● INSTRUCTIONS FOR THE TASK:
Return all entries word for word, but drop any images.
[begin RAW RECORDS]
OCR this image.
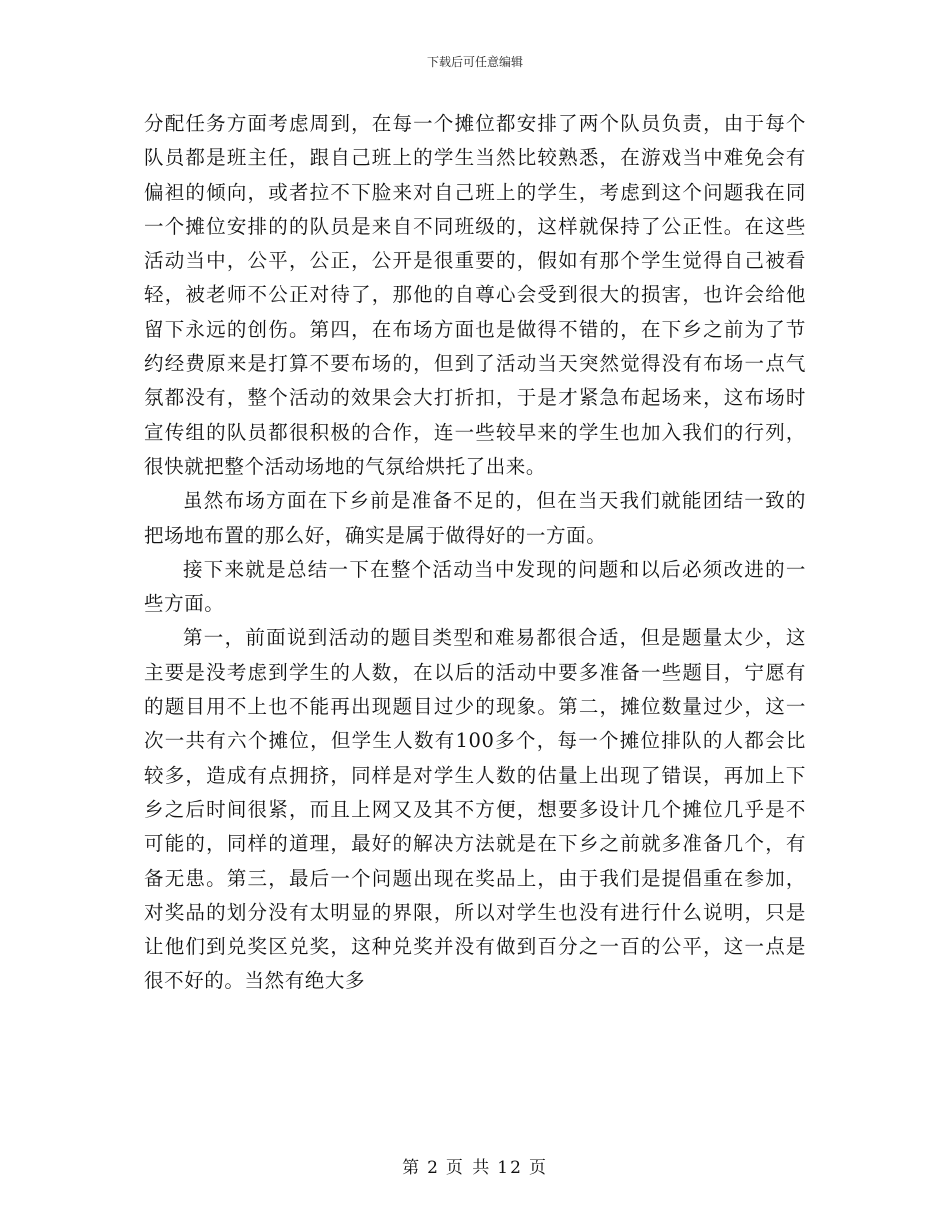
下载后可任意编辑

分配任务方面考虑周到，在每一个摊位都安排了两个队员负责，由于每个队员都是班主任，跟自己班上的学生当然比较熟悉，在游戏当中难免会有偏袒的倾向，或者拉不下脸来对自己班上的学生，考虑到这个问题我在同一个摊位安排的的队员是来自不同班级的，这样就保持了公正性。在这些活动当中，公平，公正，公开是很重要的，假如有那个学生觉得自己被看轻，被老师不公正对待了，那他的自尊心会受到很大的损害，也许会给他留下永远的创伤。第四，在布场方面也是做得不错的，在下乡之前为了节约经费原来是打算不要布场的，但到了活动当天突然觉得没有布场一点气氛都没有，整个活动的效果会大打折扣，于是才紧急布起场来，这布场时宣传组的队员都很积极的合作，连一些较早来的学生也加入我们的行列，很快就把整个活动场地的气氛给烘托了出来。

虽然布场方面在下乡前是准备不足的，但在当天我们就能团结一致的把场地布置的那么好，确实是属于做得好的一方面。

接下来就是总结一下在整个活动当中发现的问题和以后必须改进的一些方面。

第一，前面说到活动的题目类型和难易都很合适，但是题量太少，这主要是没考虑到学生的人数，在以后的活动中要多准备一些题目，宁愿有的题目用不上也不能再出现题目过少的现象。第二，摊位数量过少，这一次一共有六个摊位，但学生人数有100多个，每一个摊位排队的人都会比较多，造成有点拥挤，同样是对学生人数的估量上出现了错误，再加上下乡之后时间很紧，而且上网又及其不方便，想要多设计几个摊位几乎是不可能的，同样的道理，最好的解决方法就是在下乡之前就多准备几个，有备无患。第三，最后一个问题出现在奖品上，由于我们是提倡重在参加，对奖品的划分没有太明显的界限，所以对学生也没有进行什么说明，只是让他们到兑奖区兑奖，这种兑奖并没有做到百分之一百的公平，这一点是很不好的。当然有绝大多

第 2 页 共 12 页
[end RAW RECORDS]
● CORRECT ANSWER:
OCR this image.
下载后可任意编辑

分配任务方面考虑周到，在每一个摊位都安排了两个队员负责，由于每个队员都是班主任，跟自己班上的学生当然比较熟悉，在游戏当中难免会有偏袒的倾向，或者拉不下脸来对自己班上的学生，考虑到这个问题我在同一个摊位安排的的队员是来自不同班级的，这样就保持了公正性。在这些活动当中，公平，公正，公开是很重要的，假如有那个学生觉得自己被看轻，被老师不公正对待了，那他的自尊心会受到很大的损害，也许会给他留下永远的创伤。第四，在布场方面也是做得不错的，在下乡之前为了节约经费原来是打算不要布场的，但到了活动当天突然觉得没有布场一点气氛都没有，整个活动的效果会大打折扣，于是才紧急布起场来，这布场时宣传组的队员都很积极的合作，连一些较早来的学生也加入我们的行列，很快就把整个活动场地的气氛给烘托了出来。

虽然布场方面在下乡前是准备不足的，但在当天我们就能团结一致的把场地布置的那么好，确实是属于做得好的一方面。

接下来就是总结一下在整个活动当中发现的问题和以后必须改进的一些方面。

第一，前面说到活动的题目类型和难易都很合适，但是题量太少，这主要是没考虑到学生的人数，在以后的活动中要多准备一些题目，宁愿有的题目用不上也不能再出现题目过少的现象。第二，摊位数量过少，这一次一共有六个摊位，但学生人数有100多个，每一个摊位排队的人都会比较多，造成有点拥挤，同样是对学生人数的估量上出现了错误，再加上下乡之后时间很紧，而且上网又及其不方便，想要多设计几个摊位几乎是不可能的，同样的道理，最好的解决方法就是在下乡之前就多准备几个，有备无患。第三，最后一个问题出现在奖品上，由于我们是提倡重在参加，对奖品的划分没有太明显的界限，所以对学生也没有进行什么说明，只是让他们到兑奖区兑奖，这种兑奖并没有做到百分之一百的公平，这一点是很不好的。当然有绝大多

第 2 页 共 12 页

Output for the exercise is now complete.